Set task:
Copy all of the material below exactly.

Dataset records:

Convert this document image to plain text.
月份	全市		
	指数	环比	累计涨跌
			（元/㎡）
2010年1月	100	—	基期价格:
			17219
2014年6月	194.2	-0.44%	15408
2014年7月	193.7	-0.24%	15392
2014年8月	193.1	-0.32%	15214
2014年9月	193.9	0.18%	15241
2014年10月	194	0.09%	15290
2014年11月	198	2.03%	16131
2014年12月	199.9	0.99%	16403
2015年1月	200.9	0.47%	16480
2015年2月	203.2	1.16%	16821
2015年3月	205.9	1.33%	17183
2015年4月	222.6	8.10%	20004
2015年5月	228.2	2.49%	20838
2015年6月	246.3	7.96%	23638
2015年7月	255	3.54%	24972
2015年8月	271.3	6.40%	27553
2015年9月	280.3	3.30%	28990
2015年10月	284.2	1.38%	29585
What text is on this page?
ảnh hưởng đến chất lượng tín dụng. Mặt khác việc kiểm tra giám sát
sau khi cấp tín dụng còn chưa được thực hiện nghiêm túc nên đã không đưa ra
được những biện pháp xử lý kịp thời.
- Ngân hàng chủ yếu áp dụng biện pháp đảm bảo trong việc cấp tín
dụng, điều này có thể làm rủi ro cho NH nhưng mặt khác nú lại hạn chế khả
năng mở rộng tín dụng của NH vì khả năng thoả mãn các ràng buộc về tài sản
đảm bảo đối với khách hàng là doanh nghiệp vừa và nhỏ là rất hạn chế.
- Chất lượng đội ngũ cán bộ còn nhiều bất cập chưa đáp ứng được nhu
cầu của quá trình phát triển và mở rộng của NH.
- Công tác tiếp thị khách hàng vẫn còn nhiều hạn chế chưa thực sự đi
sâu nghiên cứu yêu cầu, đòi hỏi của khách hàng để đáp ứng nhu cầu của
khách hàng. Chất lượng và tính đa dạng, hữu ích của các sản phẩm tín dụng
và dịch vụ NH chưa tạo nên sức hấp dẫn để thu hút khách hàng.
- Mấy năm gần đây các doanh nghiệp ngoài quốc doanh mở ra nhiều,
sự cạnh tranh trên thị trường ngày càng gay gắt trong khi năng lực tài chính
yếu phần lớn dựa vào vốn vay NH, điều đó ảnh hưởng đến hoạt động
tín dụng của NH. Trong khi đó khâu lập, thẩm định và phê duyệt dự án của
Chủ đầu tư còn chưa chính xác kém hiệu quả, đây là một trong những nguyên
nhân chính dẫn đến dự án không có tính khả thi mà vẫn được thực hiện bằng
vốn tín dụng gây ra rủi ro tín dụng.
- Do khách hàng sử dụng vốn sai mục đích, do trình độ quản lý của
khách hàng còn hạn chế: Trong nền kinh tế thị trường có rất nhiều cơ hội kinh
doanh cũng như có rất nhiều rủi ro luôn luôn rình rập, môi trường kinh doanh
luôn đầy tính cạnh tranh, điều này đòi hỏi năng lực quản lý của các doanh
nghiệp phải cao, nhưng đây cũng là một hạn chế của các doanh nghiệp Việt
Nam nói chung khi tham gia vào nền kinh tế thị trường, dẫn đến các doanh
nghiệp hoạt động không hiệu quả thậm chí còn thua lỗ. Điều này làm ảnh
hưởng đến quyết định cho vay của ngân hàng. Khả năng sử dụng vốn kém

Answer to the task:
Convert this document image to plain text.
月份	全市		
	指数	环比	累计涨跌
			（元/㎡）
2010年1月	100	—	基期价格:
			17219
2014年6月	194.2	-0.44%	15408
2014年7月	193.7	-0.24%	15392
2014年8月	193.1	-0.32%	15214
2014年9月	193.9	0.18%	15241
2014年10月	194	0.09%	15290
2014年11月	198	2.03%	16131
2014年12月	199.9	0.99%	16403
2015年1月	200.9	0.47%	16480
2015年2月	203.2	1.16%	16821
2015年3月	205.9	1.33%	17183
2015年4月	222.6	8.10%	20004
2015年5月	228.2	2.49%	20838
2015年6月	246.3	7.96%	23638
2015年7月	255	3.54%	24972
2015年8月	271.3	6.40%	27553
2015年9月	280.3	3.30%	28990
2015年10月	284.2	1.38%	29585
What text is on this page?
ảnh hưởng đến chất lượng tín dụng. Mặt khác việc kiểm tra giám sát
sau khi cấp tín dụng còn chưa được thực hiện nghiêm túc nên đã không đưa ra
được những biện pháp xử lý kịp thời.
- Ngân hàng chủ yếu áp dụng biện pháp đảm bảo trong việc cấp tín
dụng, điều này có thể làm rủi ro cho NH nhưng mặt khác nú lại hạn chế khả
năng mở rộng tín dụng của NH vì khả năng thoả mãn các ràng buộc về tài sản
đảm bảo đối với khách hàng là doanh nghiệp vừa và nhỏ là rất hạn chế.
- Chất lượng đội ngũ cán bộ còn nhiều bất cập chưa đáp ứng được nhu
cầu của quá trình phát triển và mở rộng của NH.
- Công tác tiếp thị khách hàng vẫn còn nhiều hạn chế chưa thực sự đi
sâu nghiên cứu yêu cầu, đòi hỏi của khách hàng để đáp ứng nhu cầu của
khách hàng. Chất lượng và tính đa dạng, hữu ích của các sản phẩm tín dụng
và dịch vụ NH chưa tạo nên sức hấp dẫn để thu hút khách hàng.
- Mấy năm gần đây các doanh nghiệp ngoài quốc doanh mở ra nhiều,
sự cạnh tranh trên thị trường ngày càng gay gắt trong khi năng lực tài chính
yếu phần lớn dựa vào vốn vay NH, điều đó ảnh hưởng đến hoạt động
tín dụng của NH. Trong khi đó khâu lập, thẩm định và phê duyệt dự án của
Chủ đầu tư còn chưa chính xác kém hiệu quả, đây là một trong những nguyên
nhân chính dẫn đến dự án không có tính khả thi mà vẫn được thực hiện bằng
vốn tín dụng gây ra rủi ro tín dụng.
- Do khách hàng sử dụng vốn sai mục đích, do trình độ quản lý của
khách hàng còn hạn chế: Trong nền kinh tế thị trường có rất nhiều cơ hội kinh
doanh cũng như có rất nhiều rủi ro luôn luôn rình rập, môi trường kinh doanh
luôn đầy tính cạnh tranh, điều này đòi hỏi năng lực quản lý của các doanh
nghiệp phải cao, nhưng đây cũng là một hạn chế của các doanh nghiệp Việt
Nam nói chung khi tham gia vào nền kinh tế thị trường, dẫn đến các doanh
nghiệp hoạt động không hiệu quả thậm chí còn thua lỗ. Điều này làm ảnh
hưởng đến quyết định cho vay của ngân hàng. Khả năng sử dụng vốn kém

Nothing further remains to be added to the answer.